[Records excerpted from a collection]

= = = = = = =

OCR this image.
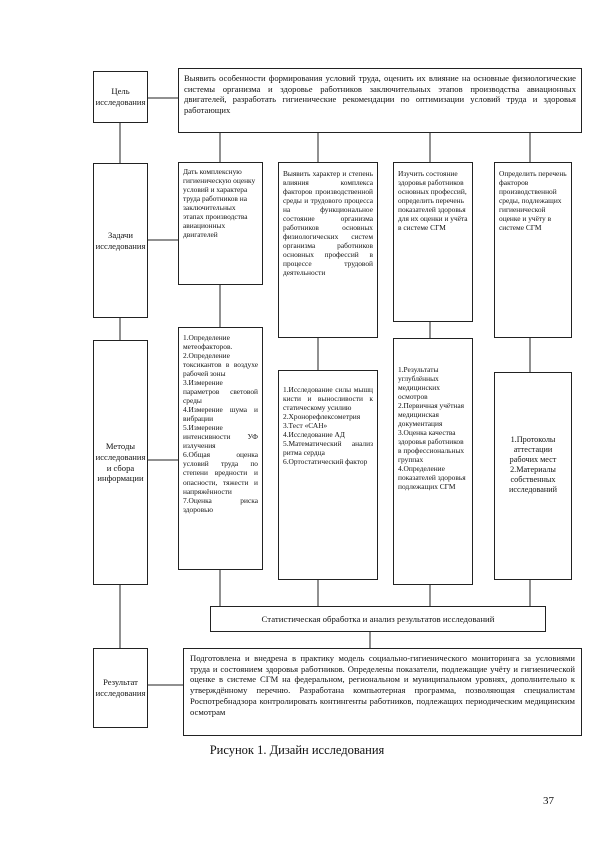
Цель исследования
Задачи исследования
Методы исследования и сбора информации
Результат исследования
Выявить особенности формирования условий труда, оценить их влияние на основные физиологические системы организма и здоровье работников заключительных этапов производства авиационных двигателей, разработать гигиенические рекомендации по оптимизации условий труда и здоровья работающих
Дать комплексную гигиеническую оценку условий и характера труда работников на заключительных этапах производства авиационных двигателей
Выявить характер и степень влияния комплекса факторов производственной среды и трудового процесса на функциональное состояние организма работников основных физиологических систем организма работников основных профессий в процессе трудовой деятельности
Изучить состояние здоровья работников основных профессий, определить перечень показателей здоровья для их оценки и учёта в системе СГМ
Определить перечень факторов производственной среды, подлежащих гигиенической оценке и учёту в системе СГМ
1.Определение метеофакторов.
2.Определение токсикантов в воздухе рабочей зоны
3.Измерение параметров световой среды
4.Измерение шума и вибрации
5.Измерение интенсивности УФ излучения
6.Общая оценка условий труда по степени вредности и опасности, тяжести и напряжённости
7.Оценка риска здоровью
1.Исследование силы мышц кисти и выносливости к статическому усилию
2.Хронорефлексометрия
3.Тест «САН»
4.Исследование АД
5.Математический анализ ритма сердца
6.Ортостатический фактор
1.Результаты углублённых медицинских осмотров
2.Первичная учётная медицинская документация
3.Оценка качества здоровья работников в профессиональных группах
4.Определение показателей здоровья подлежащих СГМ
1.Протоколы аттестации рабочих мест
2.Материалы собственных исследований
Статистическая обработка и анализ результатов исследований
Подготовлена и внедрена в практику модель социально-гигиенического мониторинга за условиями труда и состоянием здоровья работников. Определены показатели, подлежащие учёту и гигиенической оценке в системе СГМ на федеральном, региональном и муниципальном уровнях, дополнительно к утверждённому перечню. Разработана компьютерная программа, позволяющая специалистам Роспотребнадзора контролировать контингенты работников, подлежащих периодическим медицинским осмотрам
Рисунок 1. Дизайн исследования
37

= = = = = = =

Print all of the entries word for word. Skip any images they contain.

Solution to the exercise
OCR this image.
Цель исследования
Задачи исследования
Методы исследования и сбора информации
Результат исследования
Выявить особенности формирования условий труда, оценить их влияние на основные физиологические системы организма и здоровье работников заключительных этапов производства авиационных двигателей, разработать гигиенические рекомендации по оптимизации условий труда и здоровья работающих
Дать комплексную гигиеническую оценку условий и характера труда работников на заключительных этапах производства авиационных двигателей
Выявить характер и степень влияния комплекса факторов производственной среды и трудового процесса на функциональное состояние организма работников основных физиологических систем организма работников основных профессий в процессе трудовой деятельности
Изучить состояние здоровья работников основных профессий, определить перечень показателей здоровья для их оценки и учёта в системе СГМ
Определить перечень факторов производственной среды, подлежащих гигиенической оценке и учёту в системе СГМ
1.Определение метеофакторов.
2.Определение токсикантов в воздухе рабочей зоны
3.Измерение параметров световой среды
4.Измерение шума и вибрации
5.Измерение интенсивности УФ излучения
6.Общая оценка условий труда по степени вредности и опасности, тяжести и напряжённости
7.Оценка риска здоровью
1.Исследование силы мышц кисти и выносливости к статическому усилию
2.Хронорефлексометрия
3.Тест «САН»
4.Исследование АД
5.Математический анализ ритма сердца
6.Ортостатический фактор
1.Результаты углублённых медицинских осмотров
2.Первичная учётная медицинская документация
3.Оценка качества здоровья работников в профессиональных группах
4.Определение показателей здоровья подлежащих СГМ
1.Протоколы аттестации рабочих мест
2.Материалы собственных исследований
Статистическая обработка и анализ результатов исследований
Подготовлена и внедрена в практику модель социально-гигиенического мониторинга за условиями труда и состоянием здоровья работников. Определены показатели, подлежащие учёту и гигиенической оценке в системе СГМ на федеральном, региональном и муниципальном уровнях, дополнительно к утверждённому перечню. Разработана компьютерная программа, позволяющая специалистам Роспотребнадзора контролировать контингенты работников, подлежащих периодическим медицинским осмотрам
Рисунок 1. Дизайн исследования
37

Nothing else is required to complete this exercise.